What the exercise asks: Pictures appear in the records below; write out everything else exactly.

Records for this task:
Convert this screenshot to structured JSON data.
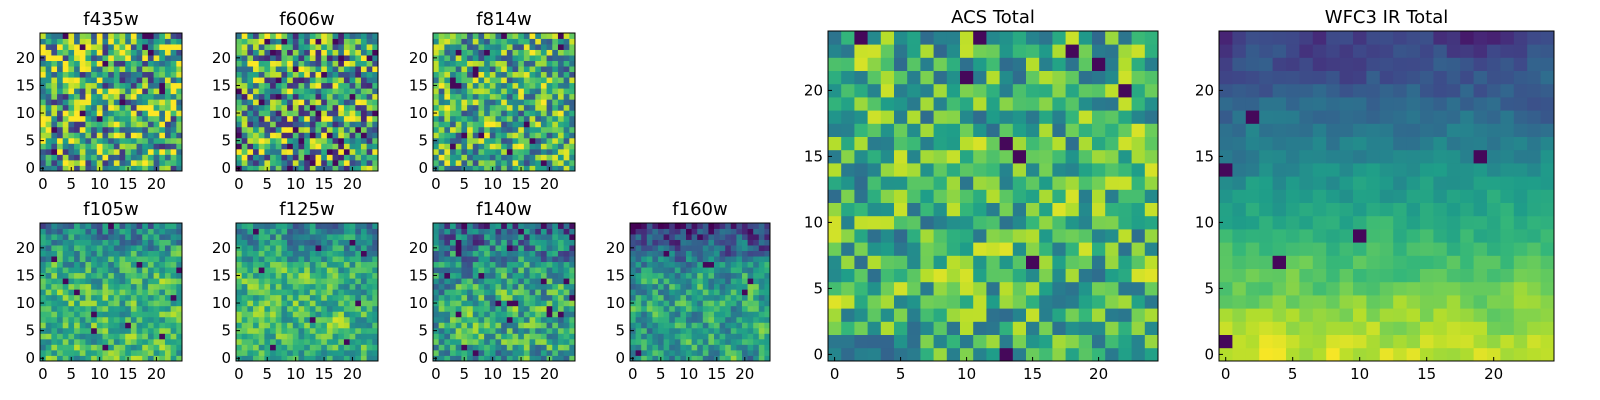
{
  "figure": {
    "colormap": "viridis",
    "colors": {
      "low": "#440154",
      "mid": "#21908d",
      "high": "#fde725"
    }
  },
  "chart_data": [
    {
      "type": "heatmap",
      "title": "f435w",
      "grid_size": 25,
      "xticks": [
        "0",
        "5",
        "10",
        "15",
        "20"
      ],
      "yticks": [
        "0",
        "5",
        "10",
        "15",
        "20"
      ],
      "xlim": [
        0,
        24
      ],
      "ylim": [
        0,
        24
      ],
      "texture": {
        "seed": 11,
        "base": 0.62,
        "noise": 0.6,
        "smooth": 0.0,
        "dark_rate": 0.03
      }
    },
    {
      "type": "heatmap",
      "title": "f606w",
      "grid_size": 25,
      "xticks": [
        "0",
        "5",
        "10",
        "15",
        "20"
      ],
      "yticks": [
        "0",
        "5",
        "10",
        "15",
        "20"
      ],
      "xlim": [
        0,
        24
      ],
      "ylim": [
        0,
        24
      ],
      "texture": {
        "seed": 23,
        "base": 0.58,
        "noise": 0.62,
        "smooth": 0.0,
        "dark_rate": 0.05
      }
    },
    {
      "type": "heatmap",
      "title": "f814w",
      "grid_size": 25,
      "xticks": [
        "0",
        "5",
        "10",
        "15",
        "20"
      ],
      "yticks": [
        "0",
        "5",
        "10",
        "15",
        "20"
      ],
      "xlim": [
        0,
        24
      ],
      "ylim": [
        0,
        24
      ],
      "texture": {
        "seed": 37,
        "base": 0.62,
        "noise": 0.55,
        "smooth": 0.15,
        "dark_rate": 0.03
      }
    },
    {
      "type": "heatmap",
      "title": "f105w",
      "grid_size": 25,
      "xticks": [
        "0",
        "5",
        "10",
        "15",
        "20"
      ],
      "yticks": [
        "0",
        "5",
        "10",
        "15",
        "20"
      ],
      "xlim": [
        0,
        24
      ],
      "ylim": [
        0,
        24
      ],
      "texture": {
        "seed": 41,
        "base": 0.66,
        "noise": 0.42,
        "smooth": 0.35,
        "dark_rate": 0.015,
        "top_dark": 0.25
      }
    },
    {
      "type": "heatmap",
      "title": "f125w",
      "grid_size": 25,
      "xticks": [
        "0",
        "5",
        "10",
        "15",
        "20"
      ],
      "yticks": [
        "0",
        "5",
        "10",
        "15",
        "20"
      ],
      "xlim": [
        0,
        24
      ],
      "ylim": [
        0,
        24
      ],
      "texture": {
        "seed": 53,
        "base": 0.66,
        "noise": 0.42,
        "smooth": 0.4,
        "dark_rate": 0.015,
        "top_dark": 0.2
      }
    },
    {
      "type": "heatmap",
      "title": "f140w",
      "grid_size": 25,
      "xticks": [
        "0",
        "5",
        "10",
        "15",
        "20"
      ],
      "yticks": [
        "0",
        "5",
        "10",
        "15",
        "20"
      ],
      "xlim": [
        0,
        24
      ],
      "ylim": [
        0,
        24
      ],
      "texture": {
        "seed": 67,
        "base": 0.6,
        "noise": 0.5,
        "smooth": 0.35,
        "dark_rate": 0.025,
        "top_dark": 0.3
      }
    },
    {
      "type": "heatmap",
      "title": "f160w",
      "grid_size": 25,
      "xticks": [
        "0",
        "5",
        "10",
        "15",
        "20"
      ],
      "yticks": [
        "0",
        "5",
        "10",
        "15",
        "20"
      ],
      "xlim": [
        0,
        24
      ],
      "ylim": [
        0,
        24
      ],
      "texture": {
        "seed": 79,
        "base": 0.58,
        "noise": 0.45,
        "smooth": 0.45,
        "dark_rate": 0.02,
        "top_dark": 0.45
      }
    },
    {
      "type": "heatmap",
      "title": "ACS Total",
      "grid_size": 25,
      "xticks": [
        "0",
        "5",
        "10",
        "15",
        "20"
      ],
      "yticks": [
        "0",
        "5",
        "10",
        "15",
        "20"
      ],
      "xlim": [
        0,
        24
      ],
      "ylim": [
        0,
        24
      ],
      "texture": {
        "seed": 97,
        "base": 0.64,
        "noise": 0.45,
        "smooth": 0.2,
        "dark_rate": 0.025
      }
    },
    {
      "type": "heatmap",
      "title": "WFC3 IR Total",
      "grid_size": 25,
      "xticks": [
        "0",
        "5",
        "10",
        "15",
        "20"
      ],
      "yticks": [
        "0",
        "5",
        "10",
        "15",
        "20"
      ],
      "xlim": [
        0,
        24
      ],
      "ylim": [
        0,
        24
      ],
      "texture": {
        "seed": 113,
        "base": 0.55,
        "noise": 0.18,
        "smooth": 0.6,
        "dark_rate": 0.015,
        "vertical_gradient": 0.75
      }
    }
  ]
}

Written answer:
Convert this screenshot to structured JSON data.
{
  "figure": {
    "colormap": "viridis",
    "colors": {
      "low": "#440154",
      "mid": "#21908d",
      "high": "#fde725"
    }
  },
  "chart_data": [
    {
      "type": "heatmap",
      "title": "f435w",
      "grid_size": 25,
      "xticks": [
        "0",
        "5",
        "10",
        "15",
        "20"
      ],
      "yticks": [
        "0",
        "5",
        "10",
        "15",
        "20"
      ],
      "xlim": [
        0,
        24
      ],
      "ylim": [
        0,
        24
      ],
      "texture": {
        "seed": 11,
        "base": 0.62,
        "noise": 0.6,
        "smooth": 0.0,
        "dark_rate": 0.03
      }
    },
    {
      "type": "heatmap",
      "title": "f606w",
      "grid_size": 25,
      "xticks": [
        "0",
        "5",
        "10",
        "15",
        "20"
      ],
      "yticks": [
        "0",
        "5",
        "10",
        "15",
        "20"
      ],
      "xlim": [
        0,
        24
      ],
      "ylim": [
        0,
        24
      ],
      "texture": {
        "seed": 23,
        "base": 0.58,
        "noise": 0.62,
        "smooth": 0.0,
        "dark_rate": 0.05
      }
    },
    {
      "type": "heatmap",
      "title": "f814w",
      "grid_size": 25,
      "xticks": [
        "0",
        "5",
        "10",
        "15",
        "20"
      ],
      "yticks": [
        "0",
        "5",
        "10",
        "15",
        "20"
      ],
      "xlim": [
        0,
        24
      ],
      "ylim": [
        0,
        24
      ],
      "texture": {
        "seed": 37,
        "base": 0.62,
        "noise": 0.55,
        "smooth": 0.15,
        "dark_rate": 0.03
      }
    },
    {
      "type": "heatmap",
      "title": "f105w",
      "grid_size": 25,
      "xticks": [
        "0",
        "5",
        "10",
        "15",
        "20"
      ],
      "yticks": [
        "0",
        "5",
        "10",
        "15",
        "20"
      ],
      "xlim": [
        0,
        24
      ],
      "ylim": [
        0,
        24
      ],
      "texture": {
        "seed": 41,
        "base": 0.66,
        "noise": 0.42,
        "smooth": 0.35,
        "dark_rate": 0.015,
        "top_dark": 0.25
      }
    },
    {
      "type": "heatmap",
      "title": "f125w",
      "grid_size": 25,
      "xticks": [
        "0",
        "5",
        "10",
        "15",
        "20"
      ],
      "yticks": [
        "0",
        "5",
        "10",
        "15",
        "20"
      ],
      "xlim": [
        0,
        24
      ],
      "ylim": [
        0,
        24
      ],
      "texture": {
        "seed": 53,
        "base": 0.66,
        "noise": 0.42,
        "smooth": 0.4,
        "dark_rate": 0.015,
        "top_dark": 0.2
      }
    },
    {
      "type": "heatmap",
      "title": "f140w",
      "grid_size": 25,
      "xticks": [
        "0",
        "5",
        "10",
        "15",
        "20"
      ],
      "yticks": [
        "0",
        "5",
        "10",
        "15",
        "20"
      ],
      "xlim": [
        0,
        24
      ],
      "ylim": [
        0,
        24
      ],
      "texture": {
        "seed": 67,
        "base": 0.6,
        "noise": 0.5,
        "smooth": 0.35,
        "dark_rate": 0.025,
        "top_dark": 0.3
      }
    },
    {
      "type": "heatmap",
      "title": "f160w",
      "grid_size": 25,
      "xticks": [
        "0",
        "5",
        "10",
        "15",
        "20"
      ],
      "yticks": [
        "0",
        "5",
        "10",
        "15",
        "20"
      ],
      "xlim": [
        0,
        24
      ],
      "ylim": [
        0,
        24
      ],
      "texture": {
        "seed": 79,
        "base": 0.58,
        "noise": 0.45,
        "smooth": 0.45,
        "dark_rate": 0.02,
        "top_dark": 0.45
      }
    },
    {
      "type": "heatmap",
      "title": "ACS Total",
      "grid_size": 25,
      "xticks": [
        "0",
        "5",
        "10",
        "15",
        "20"
      ],
      "yticks": [
        "0",
        "5",
        "10",
        "15",
        "20"
      ],
      "xlim": [
        0,
        24
      ],
      "ylim": [
        0,
        24
      ],
      "texture": {
        "seed": 97,
        "base": 0.64,
        "noise": 0.45,
        "smooth": 0.2,
        "dark_rate": 0.025
      }
    },
    {
      "type": "heatmap",
      "title": "WFC3 IR Total",
      "grid_size": 25,
      "xticks": [
        "0",
        "5",
        "10",
        "15",
        "20"
      ],
      "yticks": [
        "0",
        "5",
        "10",
        "15",
        "20"
      ],
      "xlim": [
        0,
        24
      ],
      "ylim": [
        0,
        24
      ],
      "texture": {
        "seed": 113,
        "base": 0.55,
        "noise": 0.18,
        "smooth": 0.6,
        "dark_rate": 0.015,
        "vertical_gradient": 0.75
      }
    }
  ]
}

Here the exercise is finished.